> **Written task**
Repeat exactly each line of the data provided below.

> **Data lines**

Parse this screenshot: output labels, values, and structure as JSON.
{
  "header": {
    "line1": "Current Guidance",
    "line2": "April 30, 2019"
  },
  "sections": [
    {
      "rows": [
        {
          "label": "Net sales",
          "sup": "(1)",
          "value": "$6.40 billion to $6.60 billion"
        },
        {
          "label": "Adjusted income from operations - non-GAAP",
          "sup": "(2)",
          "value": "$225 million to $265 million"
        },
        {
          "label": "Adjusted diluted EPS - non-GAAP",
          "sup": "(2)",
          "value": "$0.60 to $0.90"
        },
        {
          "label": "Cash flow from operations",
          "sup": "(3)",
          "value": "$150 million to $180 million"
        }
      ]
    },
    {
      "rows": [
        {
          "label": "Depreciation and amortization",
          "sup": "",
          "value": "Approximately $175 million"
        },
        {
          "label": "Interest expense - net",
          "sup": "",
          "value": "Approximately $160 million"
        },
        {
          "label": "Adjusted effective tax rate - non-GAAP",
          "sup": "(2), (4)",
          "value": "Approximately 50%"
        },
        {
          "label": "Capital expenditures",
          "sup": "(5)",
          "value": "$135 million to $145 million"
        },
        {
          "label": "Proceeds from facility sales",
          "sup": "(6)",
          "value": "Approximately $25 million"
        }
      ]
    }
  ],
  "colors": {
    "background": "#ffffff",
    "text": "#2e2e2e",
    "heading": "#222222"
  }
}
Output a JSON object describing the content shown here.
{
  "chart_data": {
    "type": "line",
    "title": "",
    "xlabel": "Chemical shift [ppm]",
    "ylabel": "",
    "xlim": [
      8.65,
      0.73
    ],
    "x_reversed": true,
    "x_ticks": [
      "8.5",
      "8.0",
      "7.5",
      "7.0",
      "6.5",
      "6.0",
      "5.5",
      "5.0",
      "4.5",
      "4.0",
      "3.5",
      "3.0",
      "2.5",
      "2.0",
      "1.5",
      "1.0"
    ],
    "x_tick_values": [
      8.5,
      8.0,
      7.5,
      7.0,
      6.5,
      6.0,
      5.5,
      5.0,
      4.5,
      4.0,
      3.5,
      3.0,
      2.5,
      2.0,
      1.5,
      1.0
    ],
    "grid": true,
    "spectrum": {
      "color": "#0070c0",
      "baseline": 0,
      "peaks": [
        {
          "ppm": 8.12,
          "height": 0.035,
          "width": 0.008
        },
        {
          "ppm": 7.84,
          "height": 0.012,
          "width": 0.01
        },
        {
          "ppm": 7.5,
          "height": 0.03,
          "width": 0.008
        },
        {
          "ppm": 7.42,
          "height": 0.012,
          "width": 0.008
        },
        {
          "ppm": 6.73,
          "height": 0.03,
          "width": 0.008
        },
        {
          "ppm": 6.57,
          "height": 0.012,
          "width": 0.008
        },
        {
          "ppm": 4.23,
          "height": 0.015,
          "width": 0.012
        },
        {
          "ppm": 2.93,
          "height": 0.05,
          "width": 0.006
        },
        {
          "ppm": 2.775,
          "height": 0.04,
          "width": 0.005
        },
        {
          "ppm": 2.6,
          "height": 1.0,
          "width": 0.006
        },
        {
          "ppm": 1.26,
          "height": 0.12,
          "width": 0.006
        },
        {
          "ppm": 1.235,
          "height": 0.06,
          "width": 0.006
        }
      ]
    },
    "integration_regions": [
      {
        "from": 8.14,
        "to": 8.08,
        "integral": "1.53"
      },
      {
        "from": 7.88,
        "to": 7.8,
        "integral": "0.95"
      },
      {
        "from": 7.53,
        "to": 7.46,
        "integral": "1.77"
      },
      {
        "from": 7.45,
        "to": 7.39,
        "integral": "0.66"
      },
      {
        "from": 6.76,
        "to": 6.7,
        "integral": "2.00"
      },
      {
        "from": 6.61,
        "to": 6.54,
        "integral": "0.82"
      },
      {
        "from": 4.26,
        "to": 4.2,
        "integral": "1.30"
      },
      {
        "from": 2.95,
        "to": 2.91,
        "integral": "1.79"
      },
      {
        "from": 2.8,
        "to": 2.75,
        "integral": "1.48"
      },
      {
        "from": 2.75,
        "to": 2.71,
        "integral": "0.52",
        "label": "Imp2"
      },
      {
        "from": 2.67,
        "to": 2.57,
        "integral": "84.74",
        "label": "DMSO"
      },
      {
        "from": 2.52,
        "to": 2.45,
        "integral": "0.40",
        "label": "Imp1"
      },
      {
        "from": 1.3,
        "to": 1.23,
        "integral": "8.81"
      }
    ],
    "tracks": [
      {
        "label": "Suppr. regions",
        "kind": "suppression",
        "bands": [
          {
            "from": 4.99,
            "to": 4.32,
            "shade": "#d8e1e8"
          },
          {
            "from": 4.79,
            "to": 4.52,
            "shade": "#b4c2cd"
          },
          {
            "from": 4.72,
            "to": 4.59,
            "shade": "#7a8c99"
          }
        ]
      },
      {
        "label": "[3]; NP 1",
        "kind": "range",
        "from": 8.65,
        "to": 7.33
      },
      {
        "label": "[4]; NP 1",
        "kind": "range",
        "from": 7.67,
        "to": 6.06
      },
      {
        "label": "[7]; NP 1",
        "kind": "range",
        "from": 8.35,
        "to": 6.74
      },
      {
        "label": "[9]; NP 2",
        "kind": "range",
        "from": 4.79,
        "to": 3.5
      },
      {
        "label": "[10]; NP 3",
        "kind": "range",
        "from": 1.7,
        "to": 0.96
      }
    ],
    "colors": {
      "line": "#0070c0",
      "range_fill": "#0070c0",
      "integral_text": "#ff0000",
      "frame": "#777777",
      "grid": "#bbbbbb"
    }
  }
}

> **Task solution**
Parse this screenshot: output labels, values, and structure as JSON.
{
  "header": {
    "line1": "Current Guidance",
    "line2": "April 30, 2019"
  },
  "sections": [
    {
      "rows": [
        {
          "label": "Net sales",
          "sup": "(1)",
          "value": "$6.40 billion to $6.60 billion"
        },
        {
          "label": "Adjusted income from operations - non-GAAP",
          "sup": "(2)",
          "value": "$225 million to $265 million"
        },
        {
          "label": "Adjusted diluted EPS - non-GAAP",
          "sup": "(2)",
          "value": "$0.60 to $0.90"
        },
        {
          "label": "Cash flow from operations",
          "sup": "(3)",
          "value": "$150 million to $180 million"
        }
      ]
    },
    {
      "rows": [
        {
          "label": "Depreciation and amortization",
          "sup": "",
          "value": "Approximately $175 million"
        },
        {
          "label": "Interest expense - net",
          "sup": "",
          "value": "Approximately $160 million"
        },
        {
          "label": "Adjusted effective tax rate - non-GAAP",
          "sup": "(2), (4)",
          "value": "Approximately 50%"
        },
        {
          "label": "Capital expenditures",
          "sup": "(5)",
          "value": "$135 million to $145 million"
        },
        {
          "label": "Proceeds from facility sales",
          "sup": "(6)",
          "value": "Approximately $25 million"
        }
      ]
    }
  ],
  "colors": {
    "background": "#ffffff",
    "text": "#2e2e2e",
    "heading": "#222222"
  }
}
Output a JSON object describing the content shown here.
{
  "chart_data": {
    "type": "line",
    "title": "",
    "xlabel": "Chemical shift [ppm]",
    "ylabel": "",
    "xlim": [
      8.65,
      0.73
    ],
    "x_reversed": true,
    "x_ticks": [
      "8.5",
      "8.0",
      "7.5",
      "7.0",
      "6.5",
      "6.0",
      "5.5",
      "5.0",
      "4.5",
      "4.0",
      "3.5",
      "3.0",
      "2.5",
      "2.0",
      "1.5",
      "1.0"
    ],
    "x_tick_values": [
      8.5,
      8.0,
      7.5,
      7.0,
      6.5,
      6.0,
      5.5,
      5.0,
      4.5,
      4.0,
      3.5,
      3.0,
      2.5,
      2.0,
      1.5,
      1.0
    ],
    "grid": true,
    "spectrum": {
      "color": "#0070c0",
      "baseline": 0,
      "peaks": [
        {
          "ppm": 8.12,
          "height": 0.035,
          "width": 0.008
        },
        {
          "ppm": 7.84,
          "height": 0.012,
          "width": 0.01
        },
        {
          "ppm": 7.5,
          "height": 0.03,
          "width": 0.008
        },
        {
          "ppm": 7.42,
          "height": 0.012,
          "width": 0.008
        },
        {
          "ppm": 6.73,
          "height": 0.03,
          "width": 0.008
        },
        {
          "ppm": 6.57,
          "height": 0.012,
          "width": 0.008
        },
        {
          "ppm": 4.23,
          "height": 0.015,
          "width": 0.012
        },
        {
          "ppm": 2.93,
          "height": 0.05,
          "width": 0.006
        },
        {
          "ppm": 2.775,
          "height": 0.04,
          "width": 0.005
        },
        {
          "ppm": 2.6,
          "height": 1.0,
          "width": 0.006
        },
        {
          "ppm": 1.26,
          "height": 0.12,
          "width": 0.006
        },
        {
          "ppm": 1.235,
          "height": 0.06,
          "width": 0.006
        }
      ]
    },
    "integration_regions": [
      {
        "from": 8.14,
        "to": 8.08,
        "integral": "1.53"
      },
      {
        "from": 7.88,
        "to": 7.8,
        "integral": "0.95"
      },
      {
        "from": 7.53,
        "to": 7.46,
        "integral": "1.77"
      },
      {
        "from": 7.45,
        "to": 7.39,
        "integral": "0.66"
      },
      {
        "from": 6.76,
        "to": 6.7,
        "integral": "2.00"
      },
      {
        "from": 6.61,
        "to": 6.54,
        "integral": "0.82"
      },
      {
        "from": 4.26,
        "to": 4.2,
        "integral": "1.30"
      },
      {
        "from": 2.95,
        "to": 2.91,
        "integral": "1.79"
      },
      {
        "from": 2.8,
        "to": 2.75,
        "integral": "1.48"
      },
      {
        "from": 2.75,
        "to": 2.71,
        "integral": "0.52",
        "label": "Imp2"
      },
      {
        "from": 2.67,
        "to": 2.57,
        "integral": "84.74",
        "label": "DMSO"
      },
      {
        "from": 2.52,
        "to": 2.45,
        "integral": "0.40",
        "label": "Imp1"
      },
      {
        "from": 1.3,
        "to": 1.23,
        "integral": "8.81"
      }
    ],
    "tracks": [
      {
        "label": "Suppr. regions",
        "kind": "suppression",
        "bands": [
          {
            "from": 4.99,
            "to": 4.32,
            "shade": "#d8e1e8"
          },
          {
            "from": 4.79,
            "to": 4.52,
            "shade": "#b4c2cd"
          },
          {
            "from": 4.72,
            "to": 4.59,
            "shade": "#7a8c99"
          }
        ]
      },
      {
        "label": "[3]; NP 1",
        "kind": "range",
        "from": 8.65,
        "to": 7.33
      },
      {
        "label": "[4]; NP 1",
        "kind": "range",
        "from": 7.67,
        "to": 6.06
      },
      {
        "label": "[7]; NP 1",
        "kind": "range",
        "from": 8.35,
        "to": 6.74
      },
      {
        "label": "[9]; NP 2",
        "kind": "range",
        "from": 4.79,
        "to": 3.5
      },
      {
        "label": "[10]; NP 3",
        "kind": "range",
        "from": 1.7,
        "to": 0.96
      }
    ],
    "colors": {
      "line": "#0070c0",
      "range_fill": "#0070c0",
      "integral_text": "#ff0000",
      "frame": "#777777",
      "grid": "#bbbbbb"
    }
  }
}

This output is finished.